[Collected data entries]
==============================

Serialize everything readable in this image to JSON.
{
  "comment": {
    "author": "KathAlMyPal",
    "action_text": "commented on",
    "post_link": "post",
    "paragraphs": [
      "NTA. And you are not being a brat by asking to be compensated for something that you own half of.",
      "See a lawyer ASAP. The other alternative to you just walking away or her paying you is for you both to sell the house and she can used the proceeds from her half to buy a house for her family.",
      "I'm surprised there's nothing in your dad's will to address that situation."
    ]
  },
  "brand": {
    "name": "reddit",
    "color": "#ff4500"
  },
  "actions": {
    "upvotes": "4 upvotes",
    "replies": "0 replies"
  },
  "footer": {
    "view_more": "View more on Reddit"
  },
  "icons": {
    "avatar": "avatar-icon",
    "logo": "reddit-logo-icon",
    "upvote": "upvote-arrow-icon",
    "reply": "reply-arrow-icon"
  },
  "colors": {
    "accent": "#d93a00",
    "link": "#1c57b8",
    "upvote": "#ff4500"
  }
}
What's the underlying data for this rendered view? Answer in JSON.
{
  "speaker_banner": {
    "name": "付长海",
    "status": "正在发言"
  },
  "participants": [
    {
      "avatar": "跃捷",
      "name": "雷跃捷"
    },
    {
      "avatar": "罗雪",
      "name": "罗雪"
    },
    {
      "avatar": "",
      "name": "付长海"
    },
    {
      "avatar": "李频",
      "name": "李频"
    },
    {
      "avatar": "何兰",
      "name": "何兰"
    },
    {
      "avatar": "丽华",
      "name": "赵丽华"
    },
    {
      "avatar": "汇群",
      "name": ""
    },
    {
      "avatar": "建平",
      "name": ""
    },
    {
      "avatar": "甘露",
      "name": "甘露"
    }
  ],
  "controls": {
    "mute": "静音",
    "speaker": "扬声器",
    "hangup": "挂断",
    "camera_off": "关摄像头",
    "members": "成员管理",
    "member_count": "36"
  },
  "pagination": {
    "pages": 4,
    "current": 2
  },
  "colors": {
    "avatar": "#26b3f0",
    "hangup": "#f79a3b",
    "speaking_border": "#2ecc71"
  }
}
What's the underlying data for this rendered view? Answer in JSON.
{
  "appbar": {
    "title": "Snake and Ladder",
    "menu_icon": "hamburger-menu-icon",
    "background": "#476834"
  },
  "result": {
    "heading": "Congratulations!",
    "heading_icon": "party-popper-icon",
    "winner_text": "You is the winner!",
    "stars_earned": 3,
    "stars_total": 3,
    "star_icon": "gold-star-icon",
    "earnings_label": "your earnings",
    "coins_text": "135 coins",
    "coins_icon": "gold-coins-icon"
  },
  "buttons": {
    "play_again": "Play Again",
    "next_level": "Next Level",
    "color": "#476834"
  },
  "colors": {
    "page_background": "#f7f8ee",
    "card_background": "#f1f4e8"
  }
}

==============================

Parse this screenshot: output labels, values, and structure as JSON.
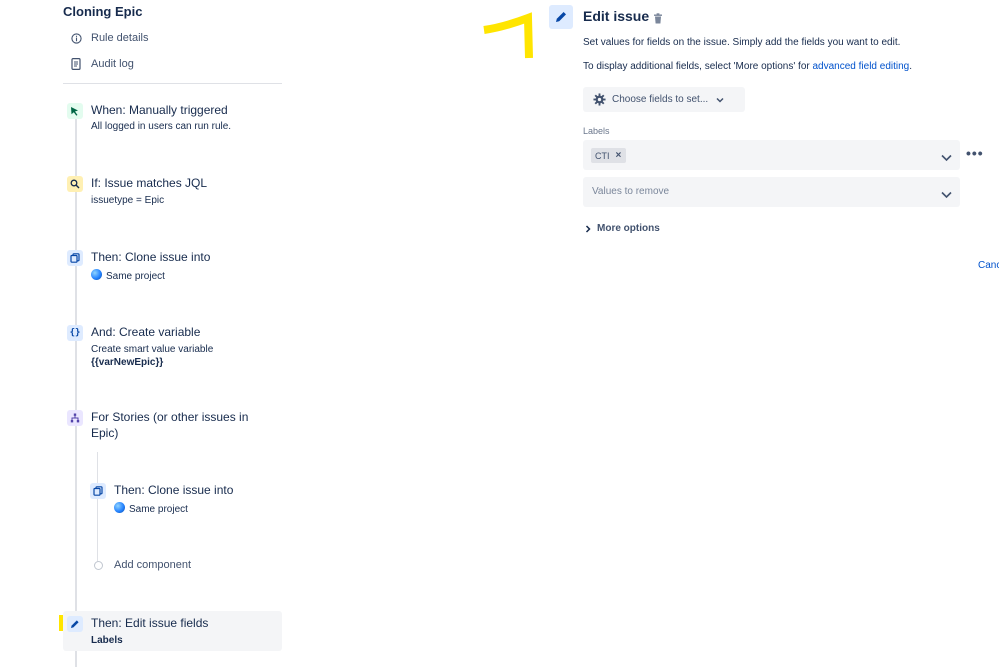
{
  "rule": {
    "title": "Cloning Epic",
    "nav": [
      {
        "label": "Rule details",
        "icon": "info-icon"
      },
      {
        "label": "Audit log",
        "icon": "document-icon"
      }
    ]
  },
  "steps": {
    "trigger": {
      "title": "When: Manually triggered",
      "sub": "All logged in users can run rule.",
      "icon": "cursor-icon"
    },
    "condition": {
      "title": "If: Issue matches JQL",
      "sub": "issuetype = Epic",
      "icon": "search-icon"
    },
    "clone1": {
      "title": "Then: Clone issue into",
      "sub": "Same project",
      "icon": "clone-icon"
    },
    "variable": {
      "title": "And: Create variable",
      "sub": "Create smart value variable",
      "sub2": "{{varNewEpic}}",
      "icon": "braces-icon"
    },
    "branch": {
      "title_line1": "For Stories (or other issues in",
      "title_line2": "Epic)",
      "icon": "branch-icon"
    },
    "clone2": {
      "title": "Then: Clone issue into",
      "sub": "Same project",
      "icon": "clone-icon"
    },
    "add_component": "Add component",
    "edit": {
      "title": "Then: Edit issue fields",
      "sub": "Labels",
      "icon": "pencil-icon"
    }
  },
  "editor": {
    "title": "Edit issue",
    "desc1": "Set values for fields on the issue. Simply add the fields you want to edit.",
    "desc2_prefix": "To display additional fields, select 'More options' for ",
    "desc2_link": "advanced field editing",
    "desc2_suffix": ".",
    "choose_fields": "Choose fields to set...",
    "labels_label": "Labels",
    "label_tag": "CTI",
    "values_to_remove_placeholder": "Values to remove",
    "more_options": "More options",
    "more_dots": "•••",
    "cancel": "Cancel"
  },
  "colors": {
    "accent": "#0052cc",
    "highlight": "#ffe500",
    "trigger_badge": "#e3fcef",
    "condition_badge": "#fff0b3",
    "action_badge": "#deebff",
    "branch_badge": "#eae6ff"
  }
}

==============================

Every line in the data above that contains "variable" needs to be copied.

    "variable": {
      "title": "And: Create variable",
      "sub": "Create smart value variable",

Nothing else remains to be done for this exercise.